◆ **GOAL OF THE EXERCISE**:
Will you write out all the entries below exactly?

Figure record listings
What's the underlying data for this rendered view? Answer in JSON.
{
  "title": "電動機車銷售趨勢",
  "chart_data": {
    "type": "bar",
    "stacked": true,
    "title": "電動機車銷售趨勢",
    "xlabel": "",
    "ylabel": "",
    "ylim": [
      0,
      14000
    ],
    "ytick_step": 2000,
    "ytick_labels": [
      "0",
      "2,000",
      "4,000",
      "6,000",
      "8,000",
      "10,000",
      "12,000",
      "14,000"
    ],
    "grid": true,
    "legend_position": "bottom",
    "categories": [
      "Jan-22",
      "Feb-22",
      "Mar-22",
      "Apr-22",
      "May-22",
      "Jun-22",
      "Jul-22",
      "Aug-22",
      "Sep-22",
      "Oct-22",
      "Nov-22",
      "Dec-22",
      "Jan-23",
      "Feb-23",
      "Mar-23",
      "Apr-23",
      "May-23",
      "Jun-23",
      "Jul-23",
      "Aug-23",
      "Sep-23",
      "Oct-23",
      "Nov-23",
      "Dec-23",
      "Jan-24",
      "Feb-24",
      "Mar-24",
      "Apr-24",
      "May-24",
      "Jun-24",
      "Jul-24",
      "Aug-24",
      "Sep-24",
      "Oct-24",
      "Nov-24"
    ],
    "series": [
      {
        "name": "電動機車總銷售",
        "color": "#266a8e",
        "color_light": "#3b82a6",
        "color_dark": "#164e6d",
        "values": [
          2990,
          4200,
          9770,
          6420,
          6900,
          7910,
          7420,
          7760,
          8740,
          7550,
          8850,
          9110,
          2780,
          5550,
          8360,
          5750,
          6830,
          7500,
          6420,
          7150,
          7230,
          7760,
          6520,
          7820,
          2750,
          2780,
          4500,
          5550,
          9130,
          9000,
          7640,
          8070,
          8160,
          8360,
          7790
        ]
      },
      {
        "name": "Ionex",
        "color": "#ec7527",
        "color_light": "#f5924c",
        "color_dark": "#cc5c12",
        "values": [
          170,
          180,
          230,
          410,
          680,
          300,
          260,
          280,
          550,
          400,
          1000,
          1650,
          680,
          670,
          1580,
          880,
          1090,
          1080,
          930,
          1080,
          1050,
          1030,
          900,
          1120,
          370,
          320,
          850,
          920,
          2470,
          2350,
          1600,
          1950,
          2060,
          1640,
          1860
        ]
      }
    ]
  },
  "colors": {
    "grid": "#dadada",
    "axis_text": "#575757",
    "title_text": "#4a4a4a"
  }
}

◆ **RESPONSE TO THE EXERCISE**:
What's the underlying data for this rendered view? Answer in JSON.
{
  "title": "電動機車銷售趨勢",
  "chart_data": {
    "type": "bar",
    "stacked": true,
    "title": "電動機車銷售趨勢",
    "xlabel": "",
    "ylabel": "",
    "ylim": [
      0,
      14000
    ],
    "ytick_step": 2000,
    "ytick_labels": [
      "0",
      "2,000",
      "4,000",
      "6,000",
      "8,000",
      "10,000",
      "12,000",
      "14,000"
    ],
    "grid": true,
    "legend_position": "bottom",
    "categories": [
      "Jan-22",
      "Feb-22",
      "Mar-22",
      "Apr-22",
      "May-22",
      "Jun-22",
      "Jul-22",
      "Aug-22",
      "Sep-22",
      "Oct-22",
      "Nov-22",
      "Dec-22",
      "Jan-23",
      "Feb-23",
      "Mar-23",
      "Apr-23",
      "May-23",
      "Jun-23",
      "Jul-23",
      "Aug-23",
      "Sep-23",
      "Oct-23",
      "Nov-23",
      "Dec-23",
      "Jan-24",
      "Feb-24",
      "Mar-24",
      "Apr-24",
      "May-24",
      "Jun-24",
      "Jul-24",
      "Aug-24",
      "Sep-24",
      "Oct-24",
      "Nov-24"
    ],
    "series": [
      {
        "name": "電動機車總銷售",
        "color": "#266a8e",
        "color_light": "#3b82a6",
        "color_dark": "#164e6d",
        "values": [
          2990,
          4200,
          9770,
          6420,
          6900,
          7910,
          7420,
          7760,
          8740,
          7550,
          8850,
          9110,
          2780,
          5550,
          8360,
          5750,
          6830,
          7500,
          6420,
          7150,
          7230,
          7760,
          6520,
          7820,
          2750,
          2780,
          4500,
          5550,
          9130,
          9000,
          7640,
          8070,
          8160,
          8360,
          7790
        ]
      },
      {
        "name": "Ionex",
        "color": "#ec7527",
        "color_light": "#f5924c",
        "color_dark": "#cc5c12",
        "values": [
          170,
          180,
          230,
          410,
          680,
          300,
          260,
          280,
          550,
          400,
          1000,
          1650,
          680,
          670,
          1580,
          880,
          1090,
          1080,
          930,
          1080,
          1050,
          1030,
          900,
          1120,
          370,
          320,
          850,
          920,
          2470,
          2350,
          1600,
          1950,
          2060,
          1640,
          1860
        ]
      }
    ]
  },
  "colors": {
    "grid": "#dadada",
    "axis_text": "#575757",
    "title_text": "#4a4a4a"
  }
}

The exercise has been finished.